▶ Short exercise
From the entries below, gather each line containing the word "content".

▶ Items listed in a dataset

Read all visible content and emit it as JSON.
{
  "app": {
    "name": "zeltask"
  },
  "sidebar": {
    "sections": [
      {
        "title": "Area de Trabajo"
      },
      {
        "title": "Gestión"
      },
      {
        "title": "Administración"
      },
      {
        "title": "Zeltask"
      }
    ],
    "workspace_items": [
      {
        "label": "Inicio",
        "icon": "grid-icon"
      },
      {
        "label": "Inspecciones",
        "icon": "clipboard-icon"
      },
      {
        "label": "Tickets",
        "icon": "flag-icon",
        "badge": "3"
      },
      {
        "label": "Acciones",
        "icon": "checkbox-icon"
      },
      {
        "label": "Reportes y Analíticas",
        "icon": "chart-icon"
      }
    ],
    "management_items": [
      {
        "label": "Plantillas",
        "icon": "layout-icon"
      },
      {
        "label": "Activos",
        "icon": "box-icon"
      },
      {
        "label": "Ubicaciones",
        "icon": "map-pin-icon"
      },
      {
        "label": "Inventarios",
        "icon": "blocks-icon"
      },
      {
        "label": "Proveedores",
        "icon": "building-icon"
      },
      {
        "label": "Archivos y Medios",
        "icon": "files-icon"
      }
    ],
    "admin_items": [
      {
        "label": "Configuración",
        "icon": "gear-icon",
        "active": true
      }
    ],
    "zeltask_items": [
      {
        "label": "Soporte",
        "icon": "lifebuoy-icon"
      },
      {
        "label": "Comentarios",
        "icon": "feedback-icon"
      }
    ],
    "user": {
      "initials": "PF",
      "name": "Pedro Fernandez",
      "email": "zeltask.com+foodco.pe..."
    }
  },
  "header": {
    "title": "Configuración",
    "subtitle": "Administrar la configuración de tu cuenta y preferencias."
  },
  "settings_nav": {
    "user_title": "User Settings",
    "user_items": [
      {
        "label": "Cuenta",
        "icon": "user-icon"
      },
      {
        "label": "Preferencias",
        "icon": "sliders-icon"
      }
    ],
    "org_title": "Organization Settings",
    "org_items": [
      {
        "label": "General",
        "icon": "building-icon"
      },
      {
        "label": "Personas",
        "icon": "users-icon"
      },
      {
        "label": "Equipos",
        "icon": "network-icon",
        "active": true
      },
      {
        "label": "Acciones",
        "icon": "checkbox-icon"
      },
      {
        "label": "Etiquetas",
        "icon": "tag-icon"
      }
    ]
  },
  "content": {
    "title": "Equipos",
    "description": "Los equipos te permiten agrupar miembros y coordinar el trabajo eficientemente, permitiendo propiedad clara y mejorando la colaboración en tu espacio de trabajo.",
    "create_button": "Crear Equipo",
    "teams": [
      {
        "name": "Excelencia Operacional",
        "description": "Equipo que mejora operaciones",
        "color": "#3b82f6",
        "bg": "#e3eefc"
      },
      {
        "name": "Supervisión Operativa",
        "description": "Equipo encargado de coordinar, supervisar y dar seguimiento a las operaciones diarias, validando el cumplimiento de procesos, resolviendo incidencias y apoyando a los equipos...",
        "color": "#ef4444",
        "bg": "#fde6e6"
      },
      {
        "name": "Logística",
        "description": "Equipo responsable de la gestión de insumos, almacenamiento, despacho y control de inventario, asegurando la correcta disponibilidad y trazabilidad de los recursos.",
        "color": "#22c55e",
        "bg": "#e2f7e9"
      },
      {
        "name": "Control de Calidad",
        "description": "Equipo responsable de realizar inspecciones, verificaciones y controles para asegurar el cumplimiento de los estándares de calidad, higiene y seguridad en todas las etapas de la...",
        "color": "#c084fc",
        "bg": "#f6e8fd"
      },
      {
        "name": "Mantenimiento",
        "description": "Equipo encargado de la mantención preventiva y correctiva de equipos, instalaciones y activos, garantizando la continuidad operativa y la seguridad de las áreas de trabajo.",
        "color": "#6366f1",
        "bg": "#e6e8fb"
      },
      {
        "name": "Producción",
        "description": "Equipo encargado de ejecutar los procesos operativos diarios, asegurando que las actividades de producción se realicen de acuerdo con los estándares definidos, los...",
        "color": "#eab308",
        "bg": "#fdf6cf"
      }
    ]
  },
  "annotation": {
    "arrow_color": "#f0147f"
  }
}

▶ Task response
Read all visible content and emit it as JSON.
  "content": {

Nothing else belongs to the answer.